● **GIVEN PROBLEM**:
Where a line contains the string "подтаблицу", copy that line.

+ + + +

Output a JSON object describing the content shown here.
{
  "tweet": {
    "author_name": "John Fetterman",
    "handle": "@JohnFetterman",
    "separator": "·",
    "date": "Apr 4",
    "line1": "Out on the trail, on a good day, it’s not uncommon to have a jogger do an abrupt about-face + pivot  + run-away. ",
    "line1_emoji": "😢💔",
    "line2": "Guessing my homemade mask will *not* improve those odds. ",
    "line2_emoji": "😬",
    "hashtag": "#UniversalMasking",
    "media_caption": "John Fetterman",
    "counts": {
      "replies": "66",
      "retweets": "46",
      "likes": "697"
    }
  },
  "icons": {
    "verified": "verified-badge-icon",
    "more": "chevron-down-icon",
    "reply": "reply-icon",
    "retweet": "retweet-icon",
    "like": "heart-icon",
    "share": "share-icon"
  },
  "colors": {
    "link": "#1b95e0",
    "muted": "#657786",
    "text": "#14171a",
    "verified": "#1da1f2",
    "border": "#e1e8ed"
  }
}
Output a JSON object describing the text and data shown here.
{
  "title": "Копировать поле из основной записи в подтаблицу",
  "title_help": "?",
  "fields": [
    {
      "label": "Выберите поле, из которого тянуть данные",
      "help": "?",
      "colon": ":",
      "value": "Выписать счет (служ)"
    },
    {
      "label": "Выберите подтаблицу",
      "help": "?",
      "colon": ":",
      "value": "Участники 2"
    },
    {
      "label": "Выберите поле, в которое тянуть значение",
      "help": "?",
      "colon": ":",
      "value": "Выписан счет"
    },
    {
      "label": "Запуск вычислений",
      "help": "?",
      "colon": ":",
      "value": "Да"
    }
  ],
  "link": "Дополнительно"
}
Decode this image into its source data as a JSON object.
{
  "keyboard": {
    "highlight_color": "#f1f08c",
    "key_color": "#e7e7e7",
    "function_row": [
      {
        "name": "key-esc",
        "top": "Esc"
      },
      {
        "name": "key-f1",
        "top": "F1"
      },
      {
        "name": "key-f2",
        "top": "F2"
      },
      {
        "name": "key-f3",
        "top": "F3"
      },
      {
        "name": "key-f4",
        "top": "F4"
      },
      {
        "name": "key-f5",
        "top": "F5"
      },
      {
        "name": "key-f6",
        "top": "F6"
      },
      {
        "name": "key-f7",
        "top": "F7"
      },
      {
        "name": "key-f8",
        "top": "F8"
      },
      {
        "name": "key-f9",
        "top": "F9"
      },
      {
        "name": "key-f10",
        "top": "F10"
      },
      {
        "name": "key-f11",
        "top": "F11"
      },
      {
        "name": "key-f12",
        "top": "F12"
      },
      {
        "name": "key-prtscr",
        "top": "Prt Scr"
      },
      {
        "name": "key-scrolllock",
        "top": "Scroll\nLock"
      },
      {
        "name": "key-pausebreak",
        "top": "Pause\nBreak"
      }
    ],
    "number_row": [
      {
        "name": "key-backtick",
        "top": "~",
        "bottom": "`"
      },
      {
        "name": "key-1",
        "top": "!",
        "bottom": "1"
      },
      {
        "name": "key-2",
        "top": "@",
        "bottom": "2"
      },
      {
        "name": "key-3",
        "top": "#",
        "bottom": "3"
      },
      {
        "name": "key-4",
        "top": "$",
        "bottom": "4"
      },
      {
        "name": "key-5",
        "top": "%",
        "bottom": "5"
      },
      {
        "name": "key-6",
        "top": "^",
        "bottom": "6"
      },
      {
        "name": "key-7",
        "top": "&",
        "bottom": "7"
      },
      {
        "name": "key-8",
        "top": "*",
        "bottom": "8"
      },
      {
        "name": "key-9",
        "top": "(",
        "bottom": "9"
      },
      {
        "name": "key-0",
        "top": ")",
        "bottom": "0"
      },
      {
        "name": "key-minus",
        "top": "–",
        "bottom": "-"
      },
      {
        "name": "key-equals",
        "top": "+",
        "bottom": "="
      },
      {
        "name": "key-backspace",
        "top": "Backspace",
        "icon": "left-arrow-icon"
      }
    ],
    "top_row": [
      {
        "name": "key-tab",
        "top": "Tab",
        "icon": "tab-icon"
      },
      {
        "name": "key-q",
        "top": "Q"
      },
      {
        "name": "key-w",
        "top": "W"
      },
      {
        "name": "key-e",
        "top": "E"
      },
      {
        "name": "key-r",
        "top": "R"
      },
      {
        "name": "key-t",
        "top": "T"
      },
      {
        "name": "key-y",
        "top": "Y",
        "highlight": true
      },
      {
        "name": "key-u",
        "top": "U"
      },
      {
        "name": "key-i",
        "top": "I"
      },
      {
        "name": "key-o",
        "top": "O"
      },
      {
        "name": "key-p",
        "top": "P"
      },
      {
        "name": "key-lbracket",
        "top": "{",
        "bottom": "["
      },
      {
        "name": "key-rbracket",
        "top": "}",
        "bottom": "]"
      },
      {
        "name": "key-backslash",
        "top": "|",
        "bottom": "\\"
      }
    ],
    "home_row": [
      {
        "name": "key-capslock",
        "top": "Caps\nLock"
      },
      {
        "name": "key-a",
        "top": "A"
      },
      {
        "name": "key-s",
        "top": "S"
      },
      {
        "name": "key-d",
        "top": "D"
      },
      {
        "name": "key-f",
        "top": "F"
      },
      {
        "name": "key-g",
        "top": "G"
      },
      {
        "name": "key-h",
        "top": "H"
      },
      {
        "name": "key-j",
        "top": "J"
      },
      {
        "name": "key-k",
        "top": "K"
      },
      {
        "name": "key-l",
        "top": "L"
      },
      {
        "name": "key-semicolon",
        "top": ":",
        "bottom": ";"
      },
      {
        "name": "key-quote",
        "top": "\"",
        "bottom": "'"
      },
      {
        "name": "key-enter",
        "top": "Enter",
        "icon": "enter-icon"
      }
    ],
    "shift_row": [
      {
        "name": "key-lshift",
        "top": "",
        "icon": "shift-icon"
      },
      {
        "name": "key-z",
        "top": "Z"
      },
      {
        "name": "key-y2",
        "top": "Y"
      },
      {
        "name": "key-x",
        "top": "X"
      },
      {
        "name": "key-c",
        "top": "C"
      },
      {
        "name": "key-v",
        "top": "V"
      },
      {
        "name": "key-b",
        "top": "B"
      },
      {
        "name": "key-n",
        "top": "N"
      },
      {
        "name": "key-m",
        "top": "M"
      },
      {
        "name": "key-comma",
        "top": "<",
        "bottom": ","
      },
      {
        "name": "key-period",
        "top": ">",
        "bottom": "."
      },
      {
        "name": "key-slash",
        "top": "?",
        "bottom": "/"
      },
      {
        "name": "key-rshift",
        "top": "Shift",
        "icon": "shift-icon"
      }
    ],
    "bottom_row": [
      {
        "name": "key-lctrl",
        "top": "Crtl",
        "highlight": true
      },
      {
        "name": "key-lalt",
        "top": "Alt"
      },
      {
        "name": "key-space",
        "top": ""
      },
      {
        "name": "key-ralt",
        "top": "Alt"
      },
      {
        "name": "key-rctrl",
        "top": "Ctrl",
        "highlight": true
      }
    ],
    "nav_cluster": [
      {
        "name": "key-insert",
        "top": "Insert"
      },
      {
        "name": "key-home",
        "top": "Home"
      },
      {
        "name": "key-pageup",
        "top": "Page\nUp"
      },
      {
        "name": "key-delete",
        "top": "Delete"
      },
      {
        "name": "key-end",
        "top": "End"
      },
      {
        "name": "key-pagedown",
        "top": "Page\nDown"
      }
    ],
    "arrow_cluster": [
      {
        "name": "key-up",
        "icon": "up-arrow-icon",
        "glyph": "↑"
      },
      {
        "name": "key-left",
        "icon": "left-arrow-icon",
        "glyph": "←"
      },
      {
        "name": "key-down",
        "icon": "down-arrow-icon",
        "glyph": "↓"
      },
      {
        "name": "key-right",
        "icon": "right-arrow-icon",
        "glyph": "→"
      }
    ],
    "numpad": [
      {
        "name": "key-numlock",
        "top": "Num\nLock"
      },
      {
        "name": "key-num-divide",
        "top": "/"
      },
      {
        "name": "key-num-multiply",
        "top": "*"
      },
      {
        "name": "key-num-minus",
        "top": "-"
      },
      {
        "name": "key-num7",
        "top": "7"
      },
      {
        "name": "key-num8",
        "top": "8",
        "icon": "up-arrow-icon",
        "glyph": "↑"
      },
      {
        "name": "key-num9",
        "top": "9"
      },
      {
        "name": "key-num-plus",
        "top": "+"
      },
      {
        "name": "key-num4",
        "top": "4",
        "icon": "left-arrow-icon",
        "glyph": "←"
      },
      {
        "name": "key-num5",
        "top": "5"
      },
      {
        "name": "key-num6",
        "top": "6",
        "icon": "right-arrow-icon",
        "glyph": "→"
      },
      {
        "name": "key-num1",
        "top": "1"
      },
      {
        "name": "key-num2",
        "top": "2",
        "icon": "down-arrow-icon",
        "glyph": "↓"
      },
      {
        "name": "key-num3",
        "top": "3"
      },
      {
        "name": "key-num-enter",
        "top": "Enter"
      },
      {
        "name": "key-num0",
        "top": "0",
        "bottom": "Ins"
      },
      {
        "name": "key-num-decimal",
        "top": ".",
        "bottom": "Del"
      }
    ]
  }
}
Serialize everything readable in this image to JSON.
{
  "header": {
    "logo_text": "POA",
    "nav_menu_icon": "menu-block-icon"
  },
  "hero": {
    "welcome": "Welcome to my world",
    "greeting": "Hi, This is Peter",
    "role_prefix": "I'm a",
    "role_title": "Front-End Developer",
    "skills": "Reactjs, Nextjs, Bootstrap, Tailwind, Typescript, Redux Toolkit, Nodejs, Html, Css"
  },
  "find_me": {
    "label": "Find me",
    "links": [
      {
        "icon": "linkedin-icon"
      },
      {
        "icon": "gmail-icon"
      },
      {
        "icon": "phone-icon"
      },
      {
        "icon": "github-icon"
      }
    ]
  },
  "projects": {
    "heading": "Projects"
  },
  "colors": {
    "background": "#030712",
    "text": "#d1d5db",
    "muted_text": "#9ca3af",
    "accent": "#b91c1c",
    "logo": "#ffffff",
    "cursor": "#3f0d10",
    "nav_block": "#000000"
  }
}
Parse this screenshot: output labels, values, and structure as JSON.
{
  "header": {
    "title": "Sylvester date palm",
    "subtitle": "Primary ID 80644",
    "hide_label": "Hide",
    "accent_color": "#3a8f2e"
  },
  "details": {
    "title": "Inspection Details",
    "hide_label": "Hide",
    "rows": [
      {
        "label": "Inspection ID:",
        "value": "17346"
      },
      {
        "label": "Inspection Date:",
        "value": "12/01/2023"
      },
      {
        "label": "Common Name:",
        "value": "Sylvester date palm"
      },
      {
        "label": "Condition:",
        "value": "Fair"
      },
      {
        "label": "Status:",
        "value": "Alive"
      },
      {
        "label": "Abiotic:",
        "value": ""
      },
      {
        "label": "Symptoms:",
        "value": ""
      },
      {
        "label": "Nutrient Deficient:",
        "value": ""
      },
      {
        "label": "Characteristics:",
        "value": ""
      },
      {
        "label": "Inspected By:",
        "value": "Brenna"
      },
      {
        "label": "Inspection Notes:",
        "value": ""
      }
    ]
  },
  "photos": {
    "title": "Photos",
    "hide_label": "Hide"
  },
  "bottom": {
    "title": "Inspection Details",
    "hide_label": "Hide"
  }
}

+ + + +

● **RESPONSE TO THIS EXERCISE**:
  "title": "Копировать поле из основной записи в подтаблицу",
      "label": "Выберите подтаблицу",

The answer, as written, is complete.